TASK REQUIREMENTS
Reproduce the entire listing word for word.

Data items:
☆ ☆ ☆ ☆

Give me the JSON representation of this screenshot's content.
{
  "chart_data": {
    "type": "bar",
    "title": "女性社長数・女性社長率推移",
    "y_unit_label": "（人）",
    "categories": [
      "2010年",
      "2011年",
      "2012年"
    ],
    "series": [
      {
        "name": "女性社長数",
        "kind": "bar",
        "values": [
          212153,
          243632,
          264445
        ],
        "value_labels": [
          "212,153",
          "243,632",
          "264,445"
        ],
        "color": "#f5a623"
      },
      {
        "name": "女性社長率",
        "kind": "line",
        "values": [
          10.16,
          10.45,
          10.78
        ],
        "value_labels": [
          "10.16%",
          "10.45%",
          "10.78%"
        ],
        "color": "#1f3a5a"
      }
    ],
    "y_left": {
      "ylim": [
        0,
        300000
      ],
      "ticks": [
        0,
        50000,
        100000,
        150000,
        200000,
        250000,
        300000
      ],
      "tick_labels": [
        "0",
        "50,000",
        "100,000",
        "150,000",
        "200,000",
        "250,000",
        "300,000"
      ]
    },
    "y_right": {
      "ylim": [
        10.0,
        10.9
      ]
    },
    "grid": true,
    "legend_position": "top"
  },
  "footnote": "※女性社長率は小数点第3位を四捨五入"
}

☆ ☆ ☆ ☆

FINISHED EXERCISE
Give me the JSON representation of this screenshot's content.
{
  "chart_data": {
    "type": "bar",
    "title": "女性社長数・女性社長率推移",
    "y_unit_label": "（人）",
    "categories": [
      "2010年",
      "2011年",
      "2012年"
    ],
    "series": [
      {
        "name": "女性社長数",
        "kind": "bar",
        "values": [
          212153,
          243632,
          264445
        ],
        "value_labels": [
          "212,153",
          "243,632",
          "264,445"
        ],
        "color": "#f5a623"
      },
      {
        "name": "女性社長率",
        "kind": "line",
        "values": [
          10.16,
          10.45,
          10.78
        ],
        "value_labels": [
          "10.16%",
          "10.45%",
          "10.78%"
        ],
        "color": "#1f3a5a"
      }
    ],
    "y_left": {
      "ylim": [
        0,
        300000
      ],
      "ticks": [
        0,
        50000,
        100000,
        150000,
        200000,
        250000,
        300000
      ],
      "tick_labels": [
        "0",
        "50,000",
        "100,000",
        "150,000",
        "200,000",
        "250,000",
        "300,000"
      ]
    },
    "y_right": {
      "ylim": [
        10.0,
        10.9
      ]
    },
    "grid": true,
    "legend_position": "top"
  },
  "footnote": "※女性社長率は小数点第3位を四捨五入"
}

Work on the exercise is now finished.